_DATA FOR PROCESSING_.
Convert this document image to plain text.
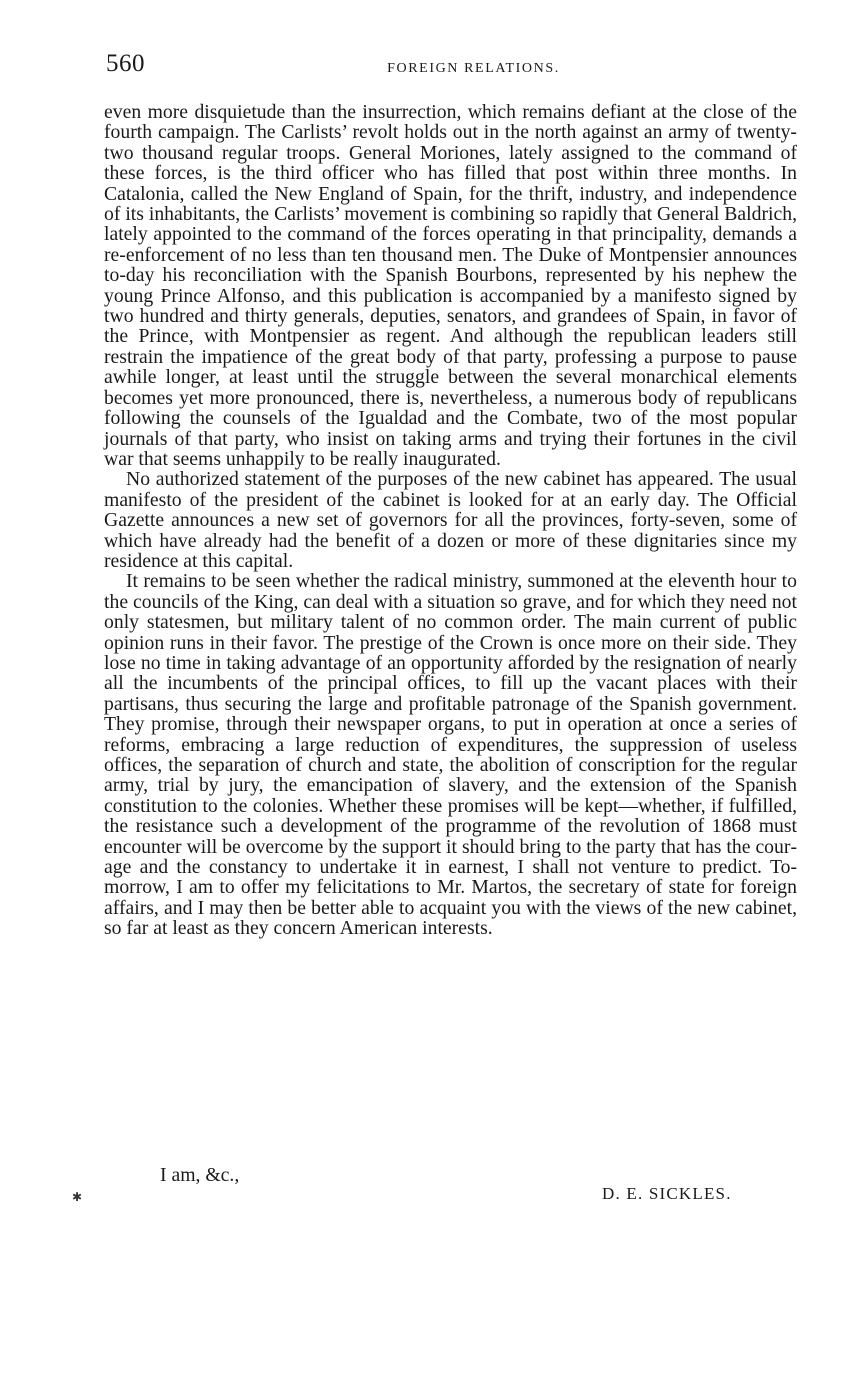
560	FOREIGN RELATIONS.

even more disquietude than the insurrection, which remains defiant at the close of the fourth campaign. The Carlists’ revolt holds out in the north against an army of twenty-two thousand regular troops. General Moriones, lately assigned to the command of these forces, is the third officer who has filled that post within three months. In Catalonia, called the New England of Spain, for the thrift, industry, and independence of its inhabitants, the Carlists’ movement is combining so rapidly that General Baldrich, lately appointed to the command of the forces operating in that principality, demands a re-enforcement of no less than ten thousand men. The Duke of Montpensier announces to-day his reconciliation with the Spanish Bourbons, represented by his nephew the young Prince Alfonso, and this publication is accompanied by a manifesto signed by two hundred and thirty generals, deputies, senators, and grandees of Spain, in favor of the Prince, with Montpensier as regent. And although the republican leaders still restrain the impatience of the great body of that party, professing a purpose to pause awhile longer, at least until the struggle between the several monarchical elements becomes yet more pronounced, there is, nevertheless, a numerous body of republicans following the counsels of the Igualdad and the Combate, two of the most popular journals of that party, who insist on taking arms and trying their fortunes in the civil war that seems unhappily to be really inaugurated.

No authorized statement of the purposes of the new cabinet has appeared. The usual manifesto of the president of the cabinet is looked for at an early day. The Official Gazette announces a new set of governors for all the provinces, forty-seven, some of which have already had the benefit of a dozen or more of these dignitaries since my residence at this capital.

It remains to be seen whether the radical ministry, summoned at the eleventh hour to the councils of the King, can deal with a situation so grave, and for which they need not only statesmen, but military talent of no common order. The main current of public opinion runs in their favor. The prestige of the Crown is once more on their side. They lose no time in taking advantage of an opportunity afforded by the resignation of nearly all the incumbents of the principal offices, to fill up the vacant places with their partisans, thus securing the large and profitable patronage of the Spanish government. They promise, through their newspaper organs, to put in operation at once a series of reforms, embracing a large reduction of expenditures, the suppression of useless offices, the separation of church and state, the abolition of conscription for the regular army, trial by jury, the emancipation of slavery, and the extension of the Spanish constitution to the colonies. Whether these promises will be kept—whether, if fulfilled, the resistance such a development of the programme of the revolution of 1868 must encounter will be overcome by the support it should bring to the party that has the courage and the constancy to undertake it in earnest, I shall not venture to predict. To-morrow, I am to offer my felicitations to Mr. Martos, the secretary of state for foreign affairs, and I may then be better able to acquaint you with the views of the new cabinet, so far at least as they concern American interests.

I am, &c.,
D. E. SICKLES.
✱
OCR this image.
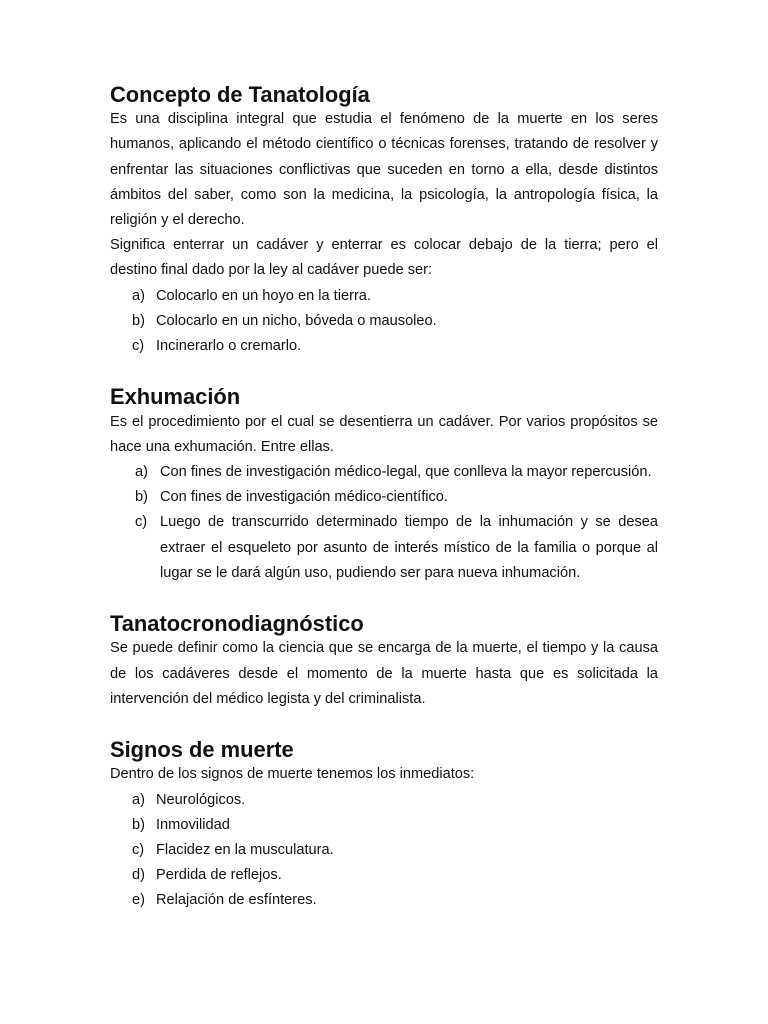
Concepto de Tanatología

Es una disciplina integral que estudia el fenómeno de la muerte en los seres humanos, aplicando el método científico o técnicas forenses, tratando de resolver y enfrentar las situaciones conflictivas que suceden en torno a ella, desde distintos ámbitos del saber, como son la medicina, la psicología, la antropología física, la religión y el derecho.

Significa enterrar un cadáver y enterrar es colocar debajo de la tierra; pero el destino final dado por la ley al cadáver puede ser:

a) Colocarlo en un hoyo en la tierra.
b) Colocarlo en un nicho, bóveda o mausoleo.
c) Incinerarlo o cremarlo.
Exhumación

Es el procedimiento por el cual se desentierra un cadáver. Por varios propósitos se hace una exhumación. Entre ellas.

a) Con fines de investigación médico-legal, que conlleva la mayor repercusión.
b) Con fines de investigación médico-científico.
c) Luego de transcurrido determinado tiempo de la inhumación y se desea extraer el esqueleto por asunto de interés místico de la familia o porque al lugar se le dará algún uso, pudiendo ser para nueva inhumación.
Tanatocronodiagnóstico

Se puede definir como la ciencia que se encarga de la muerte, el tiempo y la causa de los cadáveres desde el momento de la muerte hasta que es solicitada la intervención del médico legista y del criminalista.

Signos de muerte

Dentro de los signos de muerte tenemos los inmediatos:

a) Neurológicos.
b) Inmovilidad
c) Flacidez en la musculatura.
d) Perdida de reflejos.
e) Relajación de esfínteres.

_WRITTEN REQUEST_. Copy out each record shown above without alteration, skipping any picture.

_REPLY_.
Convert this document image to plain text.
560	FOREIGN RELATIONS.

even more disquietude than the insurrection, which remains defiant at the close of the fourth campaign. The Carlists’ revolt holds out in the north against an army of twenty-two thousand regular troops. General Moriones, lately assigned to the command of these forces, is the third officer who has filled that post within three months. In Catalonia, called the New England of Spain, for the thrift, industry, and independence of its inhabitants, the Carlists’ movement is combining so rapidly that General Baldrich, lately appointed to the command of the forces operating in that principality, demands a re-enforcement of no less than ten thousand men. The Duke of Montpensier announces to-day his reconciliation with the Spanish Bourbons, represented by his nephew the young Prince Alfonso, and this publication is accompanied by a manifesto signed by two hundred and thirty generals, deputies, senators, and grandees of Spain, in favor of the Prince, with Montpensier as regent. And although the republican leaders still restrain the impatience of the great body of that party, professing a purpose to pause awhile longer, at least until the struggle between the several monarchical elements becomes yet more pronounced, there is, nevertheless, a numerous body of republicans following the counsels of the Igualdad and the Combate, two of the most popular journals of that party, who insist on taking arms and trying their fortunes in the civil war that seems unhappily to be really inaugurated.

No authorized statement of the purposes of the new cabinet has appeared. The usual manifesto of the president of the cabinet is looked for at an early day. The Official Gazette announces a new set of governors for all the provinces, forty-seven, some of which have already had the benefit of a dozen or more of these dignitaries since my residence at this capital.

It remains to be seen whether the radical ministry, summoned at the eleventh hour to the councils of the King, can deal with a situation so grave, and for which they need not only statesmen, but military talent of no common order. The main current of public opinion runs in their favor. The prestige of the Crown is once more on their side. They lose no time in taking advantage of an opportunity afforded by the resignation of nearly all the incumbents of the principal offices, to fill up the vacant places with their partisans, thus securing the large and profitable patronage of the Spanish government. They promise, through their newspaper organs, to put in operation at once a series of reforms, embracing a large reduction of expenditures, the suppression of useless offices, the separation of church and state, the abolition of conscription for the regular army, trial by jury, the emancipation of slavery, and the extension of the Spanish constitution to the colonies. Whether these promises will be kept—whether, if fulfilled, the resistance such a development of the programme of the revolution of 1868 must encounter will be overcome by the support it should bring to the party that has the courage and the constancy to undertake it in earnest, I shall not venture to predict. To-morrow, I am to offer my felicitations to Mr. Martos, the secretary of state for foreign affairs, and I may then be better able to acquaint you with the views of the new cabinet, so far at least as they concern American interests.

I am, &c.,
D. E. SICKLES.
✱
OCR this image.
Concepto de Tanatología

Es una disciplina integral que estudia el fenómeno de la muerte en los seres humanos, aplicando el método científico o técnicas forenses, tratando de resolver y enfrentar las situaciones conflictivas que suceden en torno a ella, desde distintos ámbitos del saber, como son la medicina, la psicología, la antropología física, la religión y el derecho.

Significa enterrar un cadáver y enterrar es colocar debajo de la tierra; pero el destino final dado por la ley al cadáver puede ser:

a) Colocarlo en un hoyo en la tierra.
b) Colocarlo en un nicho, bóveda o mausoleo.
c) Incinerarlo o cremarlo.
Exhumación

Es el procedimiento por el cual se desentierra un cadáver. Por varios propósitos se hace una exhumación. Entre ellas.

a) Con fines de investigación médico-legal, que conlleva la mayor repercusión.
b) Con fines de investigación médico-científico.
c) Luego de transcurrido determinado tiempo de la inhumación y se desea extraer el esqueleto por asunto de interés místico de la familia o porque al lugar se le dará algún uso, pudiendo ser para nueva inhumación.
Tanatocronodiagnóstico

Se puede definir como la ciencia que se encarga de la muerte, el tiempo y la causa de los cadáveres desde el momento de la muerte hasta que es solicitada la intervención del médico legista y del criminalista.

Signos de muerte

Dentro de los signos de muerte tenemos los inmediatos:

a) Neurológicos.
b) Inmovilidad
c) Flacidez en la musculatura.
d) Perdida de reflejos.
e) Relajación de esfínteres.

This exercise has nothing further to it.